**The task**
Retype each entry below, keeping every character the same.

**Recorded information**
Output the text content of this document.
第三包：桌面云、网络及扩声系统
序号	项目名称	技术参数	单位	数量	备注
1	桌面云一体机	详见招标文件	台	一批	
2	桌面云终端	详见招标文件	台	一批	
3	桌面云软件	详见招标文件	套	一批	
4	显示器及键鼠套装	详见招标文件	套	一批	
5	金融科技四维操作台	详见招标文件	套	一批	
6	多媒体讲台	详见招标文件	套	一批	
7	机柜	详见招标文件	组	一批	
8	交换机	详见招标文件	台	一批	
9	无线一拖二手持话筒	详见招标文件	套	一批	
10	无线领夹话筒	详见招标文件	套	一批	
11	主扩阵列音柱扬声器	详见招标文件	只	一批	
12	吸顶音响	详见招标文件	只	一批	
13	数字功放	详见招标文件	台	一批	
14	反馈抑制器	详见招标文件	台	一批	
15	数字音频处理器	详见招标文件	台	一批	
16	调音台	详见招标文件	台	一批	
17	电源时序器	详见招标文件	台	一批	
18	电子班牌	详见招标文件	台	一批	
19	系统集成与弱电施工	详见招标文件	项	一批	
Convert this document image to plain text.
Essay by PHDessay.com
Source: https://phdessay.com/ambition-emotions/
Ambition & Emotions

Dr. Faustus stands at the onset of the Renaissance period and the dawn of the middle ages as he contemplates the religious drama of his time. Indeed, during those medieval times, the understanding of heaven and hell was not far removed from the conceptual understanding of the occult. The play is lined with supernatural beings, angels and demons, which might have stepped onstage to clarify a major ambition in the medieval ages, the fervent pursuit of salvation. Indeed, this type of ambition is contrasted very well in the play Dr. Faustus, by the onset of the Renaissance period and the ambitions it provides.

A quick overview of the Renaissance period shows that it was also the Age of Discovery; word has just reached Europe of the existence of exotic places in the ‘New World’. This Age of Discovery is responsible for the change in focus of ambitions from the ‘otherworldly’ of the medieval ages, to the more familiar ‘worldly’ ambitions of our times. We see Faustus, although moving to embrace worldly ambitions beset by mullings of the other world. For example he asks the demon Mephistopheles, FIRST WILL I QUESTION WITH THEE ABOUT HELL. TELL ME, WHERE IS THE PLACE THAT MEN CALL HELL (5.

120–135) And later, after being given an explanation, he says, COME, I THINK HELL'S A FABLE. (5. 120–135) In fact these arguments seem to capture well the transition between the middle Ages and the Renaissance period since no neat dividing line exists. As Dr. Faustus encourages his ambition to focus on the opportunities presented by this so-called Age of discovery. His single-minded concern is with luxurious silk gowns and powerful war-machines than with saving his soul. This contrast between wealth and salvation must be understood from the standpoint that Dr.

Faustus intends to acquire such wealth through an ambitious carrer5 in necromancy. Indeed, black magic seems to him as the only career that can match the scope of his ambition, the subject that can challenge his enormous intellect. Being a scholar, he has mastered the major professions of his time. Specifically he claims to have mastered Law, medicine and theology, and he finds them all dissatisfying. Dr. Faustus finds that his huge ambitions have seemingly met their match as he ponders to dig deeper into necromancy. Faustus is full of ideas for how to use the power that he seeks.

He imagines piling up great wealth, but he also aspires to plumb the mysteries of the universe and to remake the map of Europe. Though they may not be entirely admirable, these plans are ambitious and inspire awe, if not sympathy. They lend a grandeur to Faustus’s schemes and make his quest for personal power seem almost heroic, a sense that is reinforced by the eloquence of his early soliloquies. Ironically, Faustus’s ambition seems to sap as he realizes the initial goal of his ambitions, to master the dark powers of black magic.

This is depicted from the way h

**Result of the exercise**
Output the text content of this document.
第三包：桌面云、网络及扩声系统
序号	项目名称	技术参数	单位	数量	备注
1	桌面云一体机	详见招标文件	台	一批	
2	桌面云终端	详见招标文件	台	一批	
3	桌面云软件	详见招标文件	套	一批	
4	显示器及键鼠套装	详见招标文件	套	一批	
5	金融科技四维操作台	详见招标文件	套	一批	
6	多媒体讲台	详见招标文件	套	一批	
7	机柜	详见招标文件	组	一批	
8	交换机	详见招标文件	台	一批	
9	无线一拖二手持话筒	详见招标文件	套	一批	
10	无线领夹话筒	详见招标文件	套	一批	
11	主扩阵列音柱扬声器	详见招标文件	只	一批	
12	吸顶音响	详见招标文件	只	一批	
13	数字功放	详见招标文件	台	一批	
14	反馈抑制器	详见招标文件	台	一批	
15	数字音频处理器	详见招标文件	台	一批	
16	调音台	详见招标文件	台	一批	
17	电源时序器	详见招标文件	台	一批	
18	电子班牌	详见招标文件	台	一批	
19	系统集成与弱电施工	详见招标文件	项	一批	
Convert this document image to plain text.
Essay by PHDessay.com
Source: https://phdessay.com/ambition-emotions/
Ambition & Emotions

Dr. Faustus stands at the onset of the Renaissance period and the dawn of the middle ages as he contemplates the religious drama of his time. Indeed, during those medieval times, the understanding of heaven and hell was not far removed from the conceptual understanding of the occult. The play is lined with supernatural beings, angels and demons, which might have stepped onstage to clarify a major ambition in the medieval ages, the fervent pursuit of salvation. Indeed, this type of ambition is contrasted very well in the play Dr. Faustus, by the onset of the Renaissance period and the ambitions it provides.

A quick overview of the Renaissance period shows that it was also the Age of Discovery; word has just reached Europe of the existence of exotic places in the ‘New World’. This Age of Discovery is responsible for the change in focus of ambitions from the ‘otherworldly’ of the medieval ages, to the more familiar ‘worldly’ ambitions of our times. We see Faustus, although moving to embrace worldly ambitions beset by mullings of the other world. For example he asks the demon Mephistopheles, FIRST WILL I QUESTION WITH THEE ABOUT HELL. TELL ME, WHERE IS THE PLACE THAT MEN CALL HELL (5.

120–135) And later, after being given an explanation, he says, COME, I THINK HELL'S A FABLE. (5. 120–135) In fact these arguments seem to capture well the transition between the middle Ages and the Renaissance period since no neat dividing line exists. As Dr. Faustus encourages his ambition to focus on the opportunities presented by this so-called Age of discovery. His single-minded concern is with luxurious silk gowns and powerful war-machines than with saving his soul. This contrast between wealth and salvation must be understood from the standpoint that Dr.

Faustus intends to acquire such wealth through an ambitious carrer5 in necromancy. Indeed, black magic seems to him as the only career that can match the scope of his ambition, the subject that can challenge his enormous intellect. Being a scholar, he has mastered the major professions of his time. Specifically he claims to have mastered Law, medicine and theology, and he finds them all dissatisfying. Dr. Faustus finds that his huge ambitions have seemingly met their match as he ponders to dig deeper into necromancy. Faustus is full of ideas for how to use the power that he seeks.

He imagines piling up great wealth, but he also aspires to plumb the mysteries of the universe and to remake the map of Europe. Though they may not be entirely admirable, these plans are ambitious and inspire awe, if not sympathy. They lend a grandeur to Faustus’s schemes and make his quest for personal power seem almost heroic, a sense that is reinforced by the eloquence of his early soliloquies. Ironically, Faustus’s ambition seems to sap as he realizes the initial goal of his ambitions, to master the dark powers of black magic.

This is depicted from the way h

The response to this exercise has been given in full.